### STATED GOAL
Copy out the records below, replacing every "bar" with "column" and leaving everything else as it is.

### INFORMATION SHOWN
-=-=-=-=-
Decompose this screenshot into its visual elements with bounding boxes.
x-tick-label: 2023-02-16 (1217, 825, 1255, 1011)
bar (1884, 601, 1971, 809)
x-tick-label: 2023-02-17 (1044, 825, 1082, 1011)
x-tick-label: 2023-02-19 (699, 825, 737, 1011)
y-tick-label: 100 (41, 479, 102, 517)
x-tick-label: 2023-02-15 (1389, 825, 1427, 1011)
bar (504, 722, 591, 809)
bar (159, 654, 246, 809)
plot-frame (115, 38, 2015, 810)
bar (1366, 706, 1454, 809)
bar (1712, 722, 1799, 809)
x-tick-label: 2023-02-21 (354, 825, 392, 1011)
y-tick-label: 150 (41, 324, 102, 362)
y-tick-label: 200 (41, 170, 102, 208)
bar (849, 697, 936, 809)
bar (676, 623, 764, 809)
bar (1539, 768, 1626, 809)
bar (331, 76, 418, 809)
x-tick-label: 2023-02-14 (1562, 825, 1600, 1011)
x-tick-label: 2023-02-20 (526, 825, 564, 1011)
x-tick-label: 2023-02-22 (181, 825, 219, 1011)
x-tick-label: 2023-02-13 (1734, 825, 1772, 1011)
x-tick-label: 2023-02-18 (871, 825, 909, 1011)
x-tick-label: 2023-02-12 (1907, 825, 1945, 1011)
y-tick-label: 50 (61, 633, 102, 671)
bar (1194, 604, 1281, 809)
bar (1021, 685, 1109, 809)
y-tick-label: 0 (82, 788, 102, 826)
-=-=-=-=-
### WORKED ANSWER
Decompose this screenshot into its visual elements with bounding boxes.
x-tick-label: 2023-02-16 (1217, 825, 1255, 1011)
column (1884, 601, 1971, 809)
x-tick-label: 2023-02-17 (1044, 825, 1082, 1011)
x-tick-label: 2023-02-19 (699, 825, 737, 1011)
y-tick-label: 100 (41, 479, 102, 517)
x-tick-label: 2023-02-15 (1389, 825, 1427, 1011)
column (504, 722, 591, 809)
column (159, 654, 246, 809)
plot-frame (115, 38, 2015, 810)
column (1366, 706, 1454, 809)
column (1712, 722, 1799, 809)
x-tick-label: 2023-02-21 (354, 825, 392, 1011)
y-tick-label: 150 (41, 324, 102, 362)
y-tick-label: 200 (41, 170, 102, 208)
column (849, 697, 936, 809)
column (676, 623, 764, 809)
column (1539, 768, 1626, 809)
column (331, 76, 418, 809)
x-tick-label: 2023-02-14 (1562, 825, 1600, 1011)
x-tick-label: 2023-02-20 (526, 825, 564, 1011)
x-tick-label: 2023-02-22 (181, 825, 219, 1011)
x-tick-label: 2023-02-13 (1734, 825, 1772, 1011)
x-tick-label: 2023-02-18 (871, 825, 909, 1011)
x-tick-label: 2023-02-12 (1907, 825, 1945, 1011)
y-tick-label: 50 (61, 633, 102, 671)
column (1194, 604, 1281, 809)
column (1021, 685, 1109, 809)
y-tick-label: 0 (82, 788, 102, 826)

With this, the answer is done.